::: Passage

Due to its rich and well designed API, Github has a vast number of integrations that run on top of it. Rultor is one of the many pieces of software that integrate with Github. If you’re not familiar with it, you can read more in several articles written by its creator here.

In this post I’m going to show you how to achieve one particular goal: moving files from one repo to another with Rultor. This is something that I did recently and figured I’d write about it, since I found it rather tricky.

Jerry's Cousin
Tom & Jerry - Jerry's Cousin, by William Hanna and Joseph Barbera

Here’s a scenario: you have a repo where some javascript developers are building something which will ultimately be turned into an awesome.min.js file. When you say "@rultor deploy", the file should be moved to the company.github.io repo, because that repo is a website hosted by Github pages. This way, any page which includes that .js file from the company’s website will always receive the latest version.

Sounds easy, so you write a deploy.sh file for rultor to run on a deploy command:

//...build instructions here...
git clone git@github.com:company/company.github.io.git
rm ./company.github.io/js/awesome.min.js
cp ./src/build/awesome.min.js ./company.github.io/js
cd company.github.io
git commit -am "deploy js build"

::::::

In the Rultor post's scenario, which repo should awesome.min.js be moved to when you say "@rultor deploy"? The material after this point is not part of the Rultor post.

::: Provided material

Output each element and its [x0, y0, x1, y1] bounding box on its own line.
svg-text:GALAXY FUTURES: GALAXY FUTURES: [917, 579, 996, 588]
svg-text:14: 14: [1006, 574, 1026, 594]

::::::

*Written solution*.
The company.github.io repo.